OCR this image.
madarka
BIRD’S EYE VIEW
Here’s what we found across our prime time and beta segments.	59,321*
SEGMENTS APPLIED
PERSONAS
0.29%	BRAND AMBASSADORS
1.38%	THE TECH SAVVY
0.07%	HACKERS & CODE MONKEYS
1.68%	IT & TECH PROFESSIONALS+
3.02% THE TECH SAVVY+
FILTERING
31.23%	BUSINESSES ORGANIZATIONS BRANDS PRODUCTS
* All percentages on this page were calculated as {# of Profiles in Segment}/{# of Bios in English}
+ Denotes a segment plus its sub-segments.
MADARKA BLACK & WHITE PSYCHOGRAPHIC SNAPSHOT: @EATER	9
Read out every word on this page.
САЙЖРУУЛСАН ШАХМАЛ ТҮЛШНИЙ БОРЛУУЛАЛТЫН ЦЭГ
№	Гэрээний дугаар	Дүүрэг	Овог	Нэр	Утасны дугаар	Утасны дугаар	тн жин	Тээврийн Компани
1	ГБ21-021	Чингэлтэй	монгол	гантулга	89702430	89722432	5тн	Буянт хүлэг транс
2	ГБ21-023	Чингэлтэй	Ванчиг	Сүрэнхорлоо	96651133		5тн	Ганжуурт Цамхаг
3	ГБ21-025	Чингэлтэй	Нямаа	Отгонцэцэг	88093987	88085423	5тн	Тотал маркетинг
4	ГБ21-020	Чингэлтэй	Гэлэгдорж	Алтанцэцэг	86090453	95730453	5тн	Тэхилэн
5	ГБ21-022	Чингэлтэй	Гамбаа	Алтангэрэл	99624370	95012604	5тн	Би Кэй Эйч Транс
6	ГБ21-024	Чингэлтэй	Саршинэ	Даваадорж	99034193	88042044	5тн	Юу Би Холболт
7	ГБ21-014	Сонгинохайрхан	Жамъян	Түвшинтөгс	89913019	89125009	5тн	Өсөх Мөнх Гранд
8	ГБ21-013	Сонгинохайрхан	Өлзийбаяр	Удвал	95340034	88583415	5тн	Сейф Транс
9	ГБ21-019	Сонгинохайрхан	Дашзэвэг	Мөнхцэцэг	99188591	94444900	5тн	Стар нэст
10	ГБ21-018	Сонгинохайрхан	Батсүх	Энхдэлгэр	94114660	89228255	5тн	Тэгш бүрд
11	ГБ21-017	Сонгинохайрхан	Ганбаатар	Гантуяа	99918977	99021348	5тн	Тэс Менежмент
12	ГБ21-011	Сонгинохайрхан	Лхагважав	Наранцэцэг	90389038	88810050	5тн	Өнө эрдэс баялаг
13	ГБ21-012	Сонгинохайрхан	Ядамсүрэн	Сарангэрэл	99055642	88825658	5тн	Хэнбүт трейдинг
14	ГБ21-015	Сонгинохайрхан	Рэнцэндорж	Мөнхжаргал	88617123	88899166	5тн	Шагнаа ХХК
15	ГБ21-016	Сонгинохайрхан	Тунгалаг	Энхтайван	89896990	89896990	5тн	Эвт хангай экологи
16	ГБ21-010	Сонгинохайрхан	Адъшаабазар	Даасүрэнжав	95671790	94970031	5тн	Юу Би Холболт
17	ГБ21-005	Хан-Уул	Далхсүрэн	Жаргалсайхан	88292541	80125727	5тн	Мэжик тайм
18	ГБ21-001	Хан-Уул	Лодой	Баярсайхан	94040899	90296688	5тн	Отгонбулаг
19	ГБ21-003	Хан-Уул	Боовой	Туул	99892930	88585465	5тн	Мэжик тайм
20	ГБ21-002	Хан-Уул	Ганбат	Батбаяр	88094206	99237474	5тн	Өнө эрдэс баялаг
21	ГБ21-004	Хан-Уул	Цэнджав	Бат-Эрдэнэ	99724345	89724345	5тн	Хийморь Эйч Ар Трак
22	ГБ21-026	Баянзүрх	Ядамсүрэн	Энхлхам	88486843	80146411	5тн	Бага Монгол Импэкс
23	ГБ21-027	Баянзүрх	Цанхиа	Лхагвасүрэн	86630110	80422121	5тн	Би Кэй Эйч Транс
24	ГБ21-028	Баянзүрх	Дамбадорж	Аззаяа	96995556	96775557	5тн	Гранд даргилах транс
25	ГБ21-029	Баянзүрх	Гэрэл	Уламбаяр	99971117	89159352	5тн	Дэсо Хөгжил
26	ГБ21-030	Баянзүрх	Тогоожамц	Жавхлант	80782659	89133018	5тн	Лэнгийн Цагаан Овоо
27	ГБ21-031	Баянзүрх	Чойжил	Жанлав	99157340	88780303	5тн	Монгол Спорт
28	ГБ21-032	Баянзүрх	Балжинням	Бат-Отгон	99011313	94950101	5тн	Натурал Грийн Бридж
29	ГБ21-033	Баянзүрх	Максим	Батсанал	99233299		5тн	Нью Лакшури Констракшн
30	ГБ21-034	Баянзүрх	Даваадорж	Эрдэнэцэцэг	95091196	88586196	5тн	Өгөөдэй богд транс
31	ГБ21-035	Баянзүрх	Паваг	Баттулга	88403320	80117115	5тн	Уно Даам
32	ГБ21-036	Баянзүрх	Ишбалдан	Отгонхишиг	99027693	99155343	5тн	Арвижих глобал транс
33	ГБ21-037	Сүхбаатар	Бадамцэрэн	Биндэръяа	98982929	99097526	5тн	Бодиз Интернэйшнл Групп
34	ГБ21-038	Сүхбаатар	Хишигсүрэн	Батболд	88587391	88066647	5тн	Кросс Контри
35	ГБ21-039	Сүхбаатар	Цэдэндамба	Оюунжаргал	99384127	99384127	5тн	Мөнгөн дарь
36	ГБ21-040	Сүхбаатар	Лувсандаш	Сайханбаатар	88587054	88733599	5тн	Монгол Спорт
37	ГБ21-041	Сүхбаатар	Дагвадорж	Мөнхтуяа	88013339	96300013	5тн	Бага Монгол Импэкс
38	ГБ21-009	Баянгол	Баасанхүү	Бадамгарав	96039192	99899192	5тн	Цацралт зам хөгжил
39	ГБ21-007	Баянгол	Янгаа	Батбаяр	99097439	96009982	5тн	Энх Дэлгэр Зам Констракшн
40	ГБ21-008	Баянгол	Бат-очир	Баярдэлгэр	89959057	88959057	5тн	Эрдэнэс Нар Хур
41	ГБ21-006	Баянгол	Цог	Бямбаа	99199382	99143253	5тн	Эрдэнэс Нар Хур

+ + + + + + +

In the records above, find each line that holds the word "Спорт"; copy all such lines.

Result of this task |
27	ГБ21-031	Баянзүрх	Чойжил	Жанлав	99157340	88780303	5тн	Монгол Спорт
36	ГБ21-040	Сүхбаатар	Лувсандаш	Сайханбаатар	88587054	88733599	5тн	Монгол Спорт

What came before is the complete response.